## start

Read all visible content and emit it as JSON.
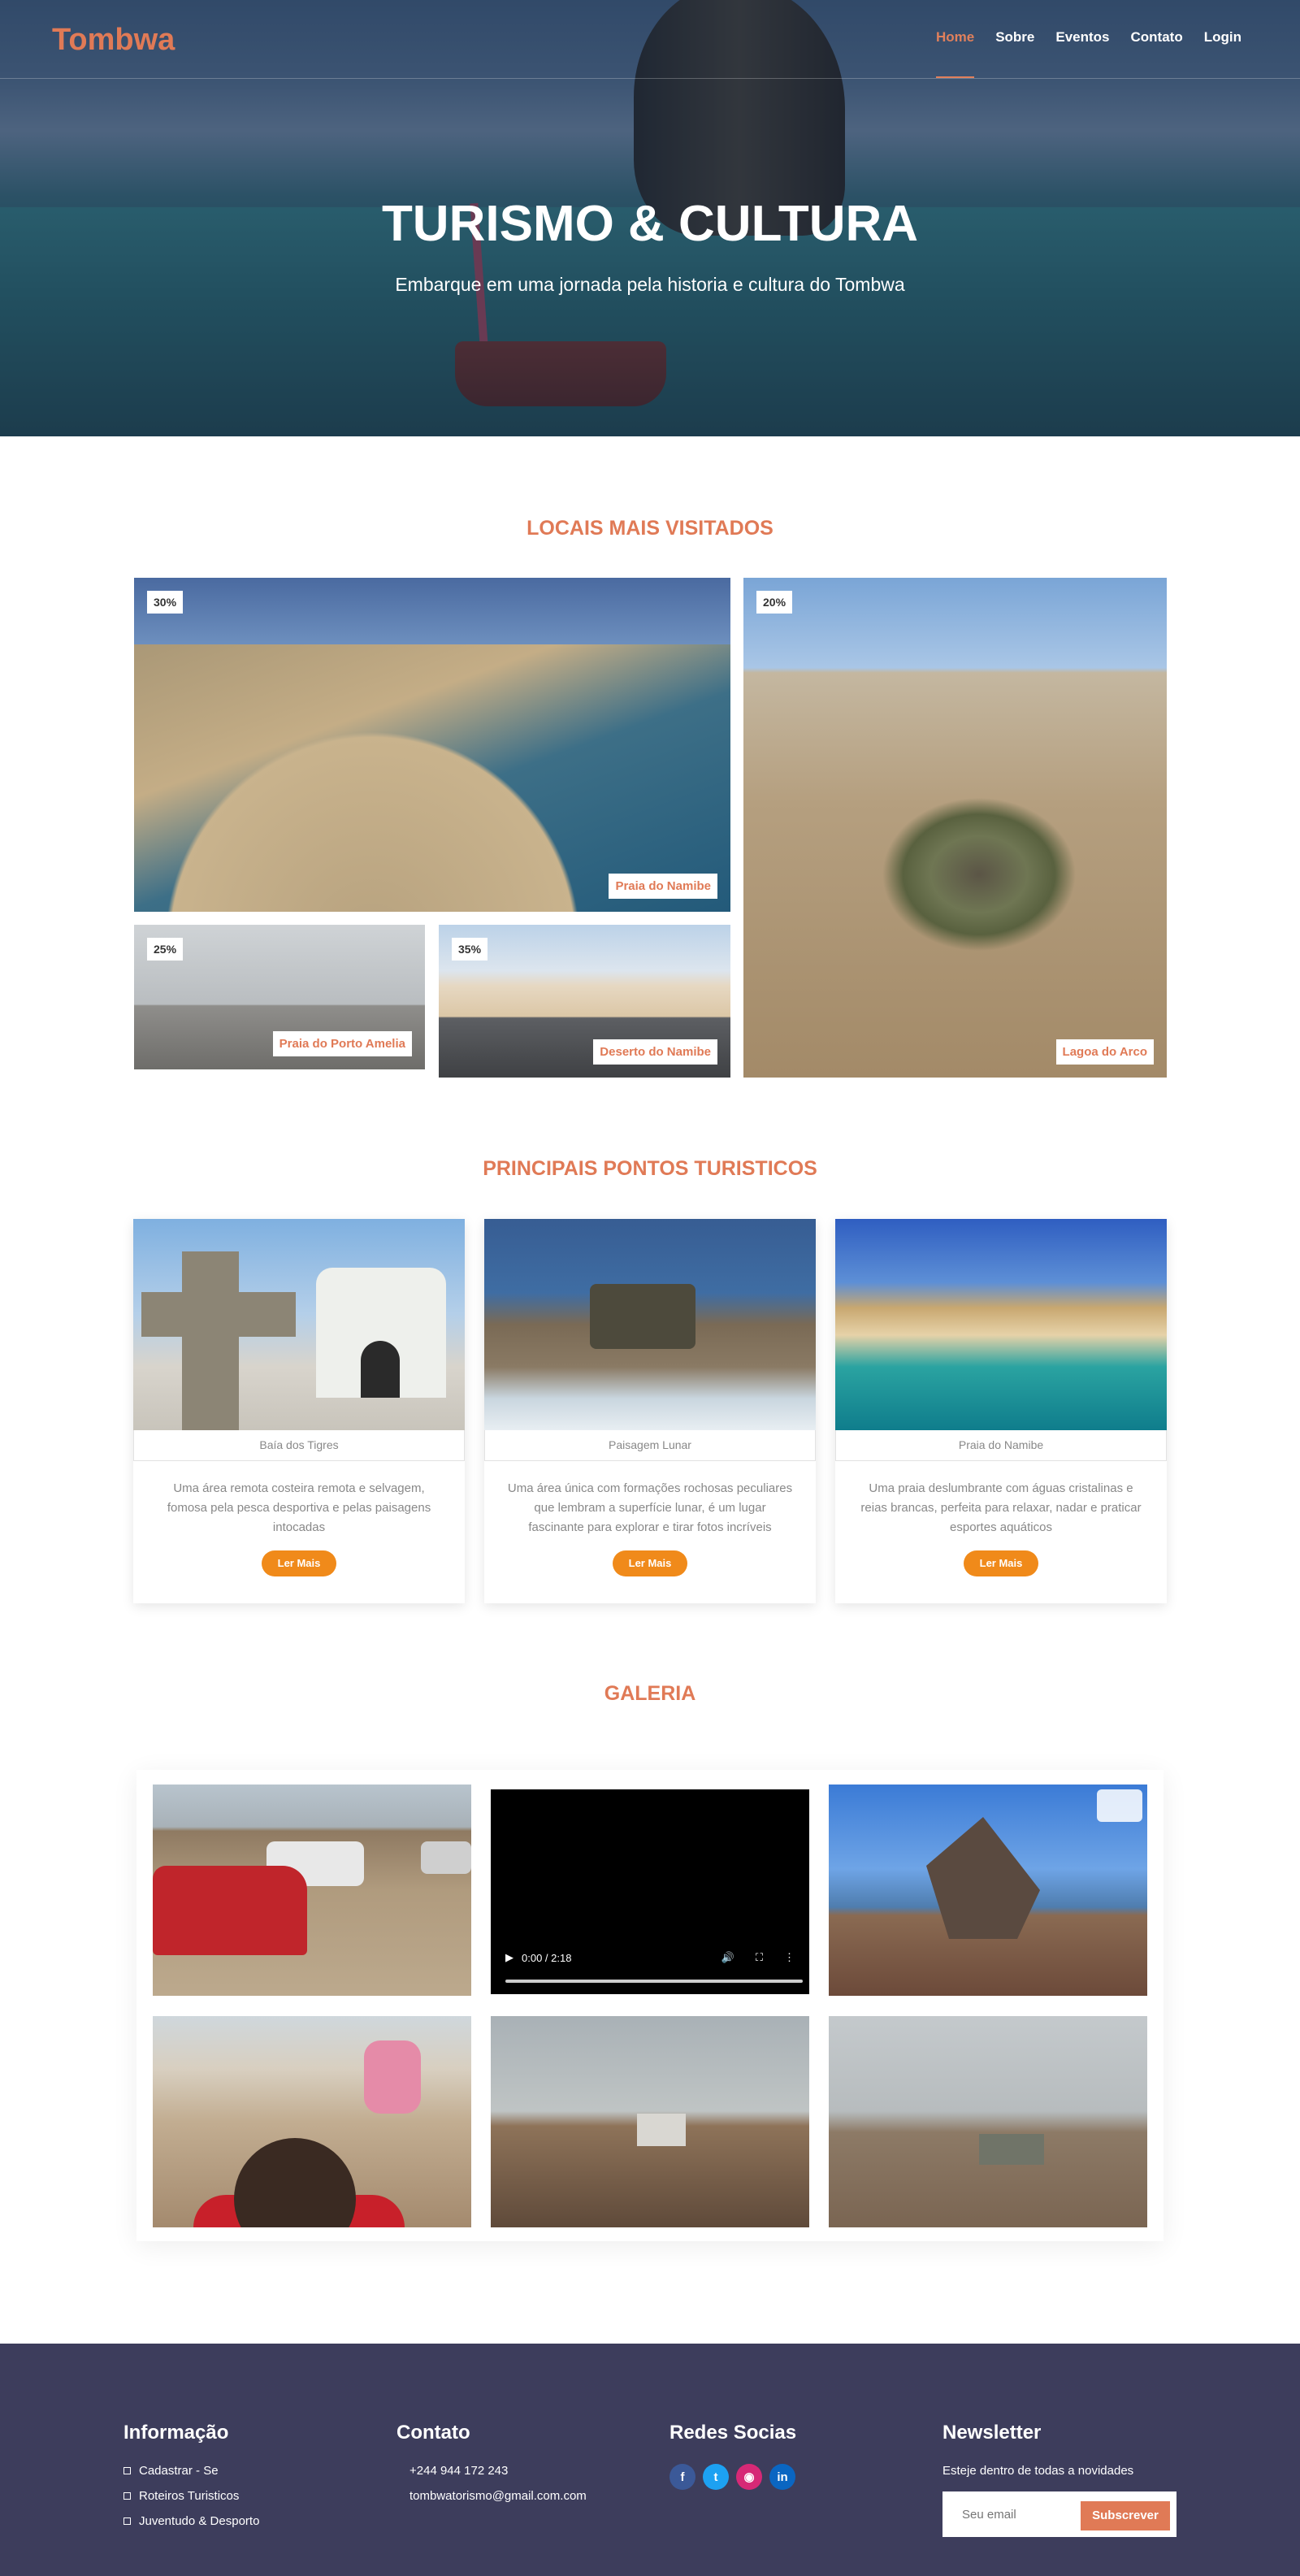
{
  "header": {
    "logo": "Tombwa",
    "nav": [
      "Home",
      "Sobre",
      "Eventos",
      "Contato",
      "Login"
    ]
  },
  "hero": {
    "title": "TURISMO & CULTURA",
    "subtitle": "Embarque em uma jornada pela historia e cultura do Tombwa"
  },
  "locais": {
    "title": "LOCAIS MAIS VISITADOS",
    "tiles": [
      {
        "percent": "30%",
        "label": "Praia do Namibe"
      },
      {
        "percent": "20%",
        "label": "Lagoa do Arco"
      },
      {
        "percent": "25%",
        "label": "Praia do Porto Amelia"
      },
      {
        "percent": "35%",
        "label": "Deserto do Namibe"
      }
    ]
  },
  "pontos": {
    "title": "PRINCIPAIS PONTOS TURISTICOS",
    "cards": [
      {
        "caption": "Baía dos Tigres",
        "description": "Uma área remota costeira remota e selvagem, fomosa pela pesca desportiva e pelas paisagens intocadas",
        "button": "Ler Mais"
      },
      {
        "caption": "Paisagem Lunar",
        "description": "Uma área única com formações rochosas peculiares que lembram a superfície lunar, é um lugar fascinante para explorar e tirar fotos incríveis",
        "button": "Ler Mais"
      },
      {
        "caption": "Praia do Namibe",
        "description": "Uma praia deslumbrante com águas cristalinas e reias brancas, perfeita para relaxar, nadar e praticar esportes aquáticos",
        "button": "Ler Mais"
      }
    ]
  },
  "galeria": {
    "title": "GALERIA",
    "video_time": "0:00 / 2:18"
  },
  "footer": {
    "info": {
      "title": "Informação",
      "items": [
        "Cadastrar - Se",
        "Roteiros Turisticos",
        "Juventudo & Desporto"
      ]
    },
    "contato": {
      "title": "Contato",
      "phone": "+244 944 172 243",
      "email": "tombwatorismo@gmail.com.com"
    },
    "redes": {
      "title": "Redes Socias"
    },
    "newsletter": {
      "title": "Newsletter",
      "text": "Esteje dentro de todas a novidades",
      "placeholder": "Seu email",
      "button": "Subscrever"
    }
  },
  "colors": {
    "accent": "#e07a56",
    "button_orange": "#f08a1a",
    "footer_bg": "#3d3d5c"
  },
  "icons": [
    "facebook-icon",
    "twitter-icon",
    "instagram-icon",
    "linkedin-icon",
    "play-icon",
    "volume-icon",
    "fullscreen-icon",
    "more-options-icon"
  ]
}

## end

#### Exercise objective:
Skip the pictures, then retype every line above exactly.

#### Task response:
Read all visible content and emit it as JSON.
{
  "header": {
    "logo": "Tombwa",
    "nav": [
      "Home",
      "Sobre",
      "Eventos",
      "Contato",
      "Login"
    ]
  },
  "hero": {
    "title": "TURISMO & CULTURA",
    "subtitle": "Embarque em uma jornada pela historia e cultura do Tombwa"
  },
  "locais": {
    "title": "LOCAIS MAIS VISITADOS",
    "tiles": [
      {
        "percent": "30%",
        "label": "Praia do Namibe"
      },
      {
        "percent": "20%",
        "label": "Lagoa do Arco"
      },
      {
        "percent": "25%",
        "label": "Praia do Porto Amelia"
      },
      {
        "percent": "35%",
        "label": "Deserto do Namibe"
      }
    ]
  },
  "pontos": {
    "title": "PRINCIPAIS PONTOS TURISTICOS",
    "cards": [
      {
        "caption": "Baía dos Tigres",
        "description": "Uma área remota costeira remota e selvagem, fomosa pela pesca desportiva e pelas paisagens intocadas",
        "button": "Ler Mais"
      },
      {
        "caption": "Paisagem Lunar",
        "description": "Uma área única com formações rochosas peculiares que lembram a superfície lunar, é um lugar fascinante para explorar e tirar fotos incríveis",
        "button": "Ler Mais"
      },
      {
        "caption": "Praia do Namibe",
        "description": "Uma praia deslumbrante com águas cristalinas e reias brancas, perfeita para relaxar, nadar e praticar esportes aquáticos",
        "button": "Ler Mais"
      }
    ]
  },
  "galeria": {
    "title": "GALERIA",
    "video_time": "0:00 / 2:18"
  },
  "footer": {
    "info": {
      "title": "Informação",
      "items": [
        "Cadastrar - Se",
        "Roteiros Turisticos",
        "Juventudo & Desporto"
      ]
    },
    "contato": {
      "title": "Contato",
      "phone": "+244 944 172 243",
      "email": "tombwatorismo@gmail.com.com"
    },
    "redes": {
      "title": "Redes Socias"
    },
    "newsletter": {
      "title": "Newsletter",
      "text": "Esteje dentro de todas a novidades",
      "placeholder": "Seu email",
      "button": "Subscrever"
    }
  },
  "colors": {
    "accent": "#e07a56",
    "button_orange": "#f08a1a",
    "footer_bg": "#3d3d5c"
  },
  "icons": [
    "facebook-icon",
    "twitter-icon",
    "instagram-icon",
    "linkedin-icon",
    "play-icon",
    "volume-icon",
    "fullscreen-icon",
    "more-options-icon"
  ]
}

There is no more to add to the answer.